*Your objective*. Take the data that follows and retype it word for word.

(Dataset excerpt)
· · · ·

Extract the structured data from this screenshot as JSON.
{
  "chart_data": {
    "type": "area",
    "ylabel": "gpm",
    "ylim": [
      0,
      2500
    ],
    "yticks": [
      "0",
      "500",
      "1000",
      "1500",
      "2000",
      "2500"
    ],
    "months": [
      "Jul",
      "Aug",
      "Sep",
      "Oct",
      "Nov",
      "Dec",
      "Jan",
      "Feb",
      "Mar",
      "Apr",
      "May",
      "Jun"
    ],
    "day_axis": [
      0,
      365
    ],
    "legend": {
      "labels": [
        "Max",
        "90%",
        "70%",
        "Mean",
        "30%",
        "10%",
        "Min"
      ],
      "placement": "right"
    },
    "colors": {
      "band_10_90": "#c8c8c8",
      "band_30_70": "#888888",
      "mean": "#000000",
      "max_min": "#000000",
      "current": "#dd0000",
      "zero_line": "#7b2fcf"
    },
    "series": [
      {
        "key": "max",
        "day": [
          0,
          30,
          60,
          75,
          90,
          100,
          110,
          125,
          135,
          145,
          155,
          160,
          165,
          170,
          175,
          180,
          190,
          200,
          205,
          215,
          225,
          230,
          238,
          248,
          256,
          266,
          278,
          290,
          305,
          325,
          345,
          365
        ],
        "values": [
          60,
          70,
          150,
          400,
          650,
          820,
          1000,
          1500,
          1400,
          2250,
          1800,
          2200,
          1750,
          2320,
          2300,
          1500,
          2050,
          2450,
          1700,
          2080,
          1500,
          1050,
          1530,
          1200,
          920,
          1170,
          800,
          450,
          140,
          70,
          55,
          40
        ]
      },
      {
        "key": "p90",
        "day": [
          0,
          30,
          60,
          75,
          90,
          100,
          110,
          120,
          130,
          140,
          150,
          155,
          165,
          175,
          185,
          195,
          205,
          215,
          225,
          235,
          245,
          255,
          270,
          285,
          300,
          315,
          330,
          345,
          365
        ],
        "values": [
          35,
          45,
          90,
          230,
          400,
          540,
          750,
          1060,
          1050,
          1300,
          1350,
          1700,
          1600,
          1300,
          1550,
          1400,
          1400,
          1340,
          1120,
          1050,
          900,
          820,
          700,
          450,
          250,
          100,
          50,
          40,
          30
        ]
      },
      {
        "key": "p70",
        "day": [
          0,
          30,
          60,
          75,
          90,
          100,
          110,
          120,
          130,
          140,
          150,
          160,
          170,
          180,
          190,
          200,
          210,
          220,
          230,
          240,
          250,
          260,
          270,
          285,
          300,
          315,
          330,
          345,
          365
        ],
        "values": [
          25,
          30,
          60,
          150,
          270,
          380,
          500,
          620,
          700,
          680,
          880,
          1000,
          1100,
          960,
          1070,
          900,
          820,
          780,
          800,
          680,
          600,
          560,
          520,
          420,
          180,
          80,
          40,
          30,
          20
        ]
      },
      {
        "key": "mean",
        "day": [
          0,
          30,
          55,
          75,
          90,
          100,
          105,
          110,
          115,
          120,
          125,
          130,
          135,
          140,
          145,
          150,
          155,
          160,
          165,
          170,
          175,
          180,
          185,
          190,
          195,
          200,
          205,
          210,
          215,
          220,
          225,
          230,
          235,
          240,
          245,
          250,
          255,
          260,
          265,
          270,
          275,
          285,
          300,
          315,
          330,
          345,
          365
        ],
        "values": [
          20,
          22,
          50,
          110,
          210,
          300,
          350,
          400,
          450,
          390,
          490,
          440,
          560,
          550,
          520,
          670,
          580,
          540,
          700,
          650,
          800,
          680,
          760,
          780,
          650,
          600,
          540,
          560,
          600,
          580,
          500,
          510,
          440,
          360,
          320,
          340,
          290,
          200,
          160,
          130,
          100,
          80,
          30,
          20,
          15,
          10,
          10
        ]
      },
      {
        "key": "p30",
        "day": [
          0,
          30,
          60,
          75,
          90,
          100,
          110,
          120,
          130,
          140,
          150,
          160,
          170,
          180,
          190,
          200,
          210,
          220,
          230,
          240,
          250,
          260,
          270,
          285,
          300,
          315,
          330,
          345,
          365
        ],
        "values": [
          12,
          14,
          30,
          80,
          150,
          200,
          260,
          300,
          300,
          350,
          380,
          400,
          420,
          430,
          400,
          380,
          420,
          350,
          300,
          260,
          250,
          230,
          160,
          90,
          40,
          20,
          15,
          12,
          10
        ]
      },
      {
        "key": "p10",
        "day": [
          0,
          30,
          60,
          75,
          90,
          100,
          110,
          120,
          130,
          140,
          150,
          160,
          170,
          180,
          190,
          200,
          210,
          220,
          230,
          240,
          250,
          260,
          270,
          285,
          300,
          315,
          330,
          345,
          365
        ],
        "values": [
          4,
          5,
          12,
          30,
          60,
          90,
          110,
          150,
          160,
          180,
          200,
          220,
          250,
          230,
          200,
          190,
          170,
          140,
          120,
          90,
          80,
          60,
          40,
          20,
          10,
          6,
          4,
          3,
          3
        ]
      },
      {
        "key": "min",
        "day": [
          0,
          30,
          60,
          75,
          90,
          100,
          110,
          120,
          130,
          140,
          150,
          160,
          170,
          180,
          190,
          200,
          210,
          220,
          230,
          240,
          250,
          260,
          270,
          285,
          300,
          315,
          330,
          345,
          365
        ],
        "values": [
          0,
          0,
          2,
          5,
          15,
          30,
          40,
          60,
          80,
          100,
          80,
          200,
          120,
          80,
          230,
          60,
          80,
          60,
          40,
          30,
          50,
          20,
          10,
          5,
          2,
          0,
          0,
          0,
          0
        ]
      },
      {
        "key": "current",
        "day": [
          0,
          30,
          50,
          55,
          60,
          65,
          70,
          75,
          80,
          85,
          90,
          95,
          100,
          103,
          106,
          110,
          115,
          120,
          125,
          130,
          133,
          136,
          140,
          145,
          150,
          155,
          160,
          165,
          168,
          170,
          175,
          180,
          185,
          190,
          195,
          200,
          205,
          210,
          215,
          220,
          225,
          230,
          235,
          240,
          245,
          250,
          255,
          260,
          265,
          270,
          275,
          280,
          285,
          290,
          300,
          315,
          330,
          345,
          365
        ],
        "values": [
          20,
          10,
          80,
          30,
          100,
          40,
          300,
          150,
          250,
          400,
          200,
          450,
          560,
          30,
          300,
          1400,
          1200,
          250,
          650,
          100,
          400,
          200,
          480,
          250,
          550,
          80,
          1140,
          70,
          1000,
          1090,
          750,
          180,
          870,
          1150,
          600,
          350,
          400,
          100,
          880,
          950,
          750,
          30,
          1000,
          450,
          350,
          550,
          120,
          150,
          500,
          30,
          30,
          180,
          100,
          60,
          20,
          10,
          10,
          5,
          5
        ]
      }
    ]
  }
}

· · · ·

*The result*.
Extract the structured data from this screenshot as JSON.
{
  "chart_data": {
    "type": "area",
    "ylabel": "gpm",
    "ylim": [
      0,
      2500
    ],
    "yticks": [
      "0",
      "500",
      "1000",
      "1500",
      "2000",
      "2500"
    ],
    "months": [
      "Jul",
      "Aug",
      "Sep",
      "Oct",
      "Nov",
      "Dec",
      "Jan",
      "Feb",
      "Mar",
      "Apr",
      "May",
      "Jun"
    ],
    "day_axis": [
      0,
      365
    ],
    "legend": {
      "labels": [
        "Max",
        "90%",
        "70%",
        "Mean",
        "30%",
        "10%",
        "Min"
      ],
      "placement": "right"
    },
    "colors": {
      "band_10_90": "#c8c8c8",
      "band_30_70": "#888888",
      "mean": "#000000",
      "max_min": "#000000",
      "current": "#dd0000",
      "zero_line": "#7b2fcf"
    },
    "series": [
      {
        "key": "max",
        "day": [
          0,
          30,
          60,
          75,
          90,
          100,
          110,
          125,
          135,
          145,
          155,
          160,
          165,
          170,
          175,
          180,
          190,
          200,
          205,
          215,
          225,
          230,
          238,
          248,
          256,
          266,
          278,
          290,
          305,
          325,
          345,
          365
        ],
        "values": [
          60,
          70,
          150,
          400,
          650,
          820,
          1000,
          1500,
          1400,
          2250,
          1800,
          2200,
          1750,
          2320,
          2300,
          1500,
          2050,
          2450,
          1700,
          2080,
          1500,
          1050,
          1530,
          1200,
          920,
          1170,
          800,
          450,
          140,
          70,
          55,
          40
        ]
      },
      {
        "key": "p90",
        "day": [
          0,
          30,
          60,
          75,
          90,
          100,
          110,
          120,
          130,
          140,
          150,
          155,
          165,
          175,
          185,
          195,
          205,
          215,
          225,
          235,
          245,
          255,
          270,
          285,
          300,
          315,
          330,
          345,
          365
        ],
        "values": [
          35,
          45,
          90,
          230,
          400,
          540,
          750,
          1060,
          1050,
          1300,
          1350,
          1700,
          1600,
          1300,
          1550,
          1400,
          1400,
          1340,
          1120,
          1050,
          900,
          820,
          700,
          450,
          250,
          100,
          50,
          40,
          30
        ]
      },
      {
        "key": "p70",
        "day": [
          0,
          30,
          60,
          75,
          90,
          100,
          110,
          120,
          130,
          140,
          150,
          160,
          170,
          180,
          190,
          200,
          210,
          220,
          230,
          240,
          250,
          260,
          270,
          285,
          300,
          315,
          330,
          345,
          365
        ],
        "values": [
          25,
          30,
          60,
          150,
          270,
          380,
          500,
          620,
          700,
          680,
          880,
          1000,
          1100,
          960,
          1070,
          900,
          820,
          780,
          800,
          680,
          600,
          560,
          520,
          420,
          180,
          80,
          40,
          30,
          20
        ]
      },
      {
        "key": "mean",
        "day": [
          0,
          30,
          55,
          75,
          90,
          100,
          105,
          110,
          115,
          120,
          125,
          130,
          135,
          140,
          145,
          150,
          155,
          160,
          165,
          170,
          175,
          180,
          185,
          190,
          195,
          200,
          205,
          210,
          215,
          220,
          225,
          230,
          235,
          240,
          245,
          250,
          255,
          260,
          265,
          270,
          275,
          285,
          300,
          315,
          330,
          345,
          365
        ],
        "values": [
          20,
          22,
          50,
          110,
          210,
          300,
          350,
          400,
          450,
          390,
          490,
          440,
          560,
          550,
          520,
          670,
          580,
          540,
          700,
          650,
          800,
          680,
          760,
          780,
          650,
          600,
          540,
          560,
          600,
          580,
          500,
          510,
          440,
          360,
          320,
          340,
          290,
          200,
          160,
          130,
          100,
          80,
          30,
          20,
          15,
          10,
          10
        ]
      },
      {
        "key": "p30",
        "day": [
          0,
          30,
          60,
          75,
          90,
          100,
          110,
          120,
          130,
          140,
          150,
          160,
          170,
          180,
          190,
          200,
          210,
          220,
          230,
          240,
          250,
          260,
          270,
          285,
          300,
          315,
          330,
          345,
          365
        ],
        "values": [
          12,
          14,
          30,
          80,
          150,
          200,
          260,
          300,
          300,
          350,
          380,
          400,
          420,
          430,
          400,
          380,
          420,
          350,
          300,
          260,
          250,
          230,
          160,
          90,
          40,
          20,
          15,
          12,
          10
        ]
      },
      {
        "key": "p10",
        "day": [
          0,
          30,
          60,
          75,
          90,
          100,
          110,
          120,
          130,
          140,
          150,
          160,
          170,
          180,
          190,
          200,
          210,
          220,
          230,
          240,
          250,
          260,
          270,
          285,
          300,
          315,
          330,
          345,
          365
        ],
        "values": [
          4,
          5,
          12,
          30,
          60,
          90,
          110,
          150,
          160,
          180,
          200,
          220,
          250,
          230,
          200,
          190,
          170,
          140,
          120,
          90,
          80,
          60,
          40,
          20,
          10,
          6,
          4,
          3,
          3
        ]
      },
      {
        "key": "min",
        "day": [
          0,
          30,
          60,
          75,
          90,
          100,
          110,
          120,
          130,
          140,
          150,
          160,
          170,
          180,
          190,
          200,
          210,
          220,
          230,
          240,
          250,
          260,
          270,
          285,
          300,
          315,
          330,
          345,
          365
        ],
        "values": [
          0,
          0,
          2,
          5,
          15,
          30,
          40,
          60,
          80,
          100,
          80,
          200,
          120,
          80,
          230,
          60,
          80,
          60,
          40,
          30,
          50,
          20,
          10,
          5,
          2,
          0,
          0,
          0,
          0
        ]
      },
      {
        "key": "current",
        "day": [
          0,
          30,
          50,
          55,
          60,
          65,
          70,
          75,
          80,
          85,
          90,
          95,
          100,
          103,
          106,
          110,
          115,
          120,
          125,
          130,
          133,
          136,
          140,
          145,
          150,
          155,
          160,
          165,
          168,
          170,
          175,
          180,
          185,
          190,
          195,
          200,
          205,
          210,
          215,
          220,
          225,
          230,
          235,
          240,
          245,
          250,
          255,
          260,
          265,
          270,
          275,
          280,
          285,
          290,
          300,
          315,
          330,
          345,
          365
        ],
        "values": [
          20,
          10,
          80,
          30,
          100,
          40,
          300,
          150,
          250,
          400,
          200,
          450,
          560,
          30,
          300,
          1400,
          1200,
          250,
          650,
          100,
          400,
          200,
          480,
          250,
          550,
          80,
          1140,
          70,
          1000,
          1090,
          750,
          180,
          870,
          1150,
          600,
          350,
          400,
          100,
          880,
          950,
          750,
          30,
          1000,
          450,
          350,
          550,
          120,
          150,
          500,
          30,
          30,
          180,
          100,
          60,
          20,
          10,
          10,
          5,
          5
        ]
      }
    ]
  }
}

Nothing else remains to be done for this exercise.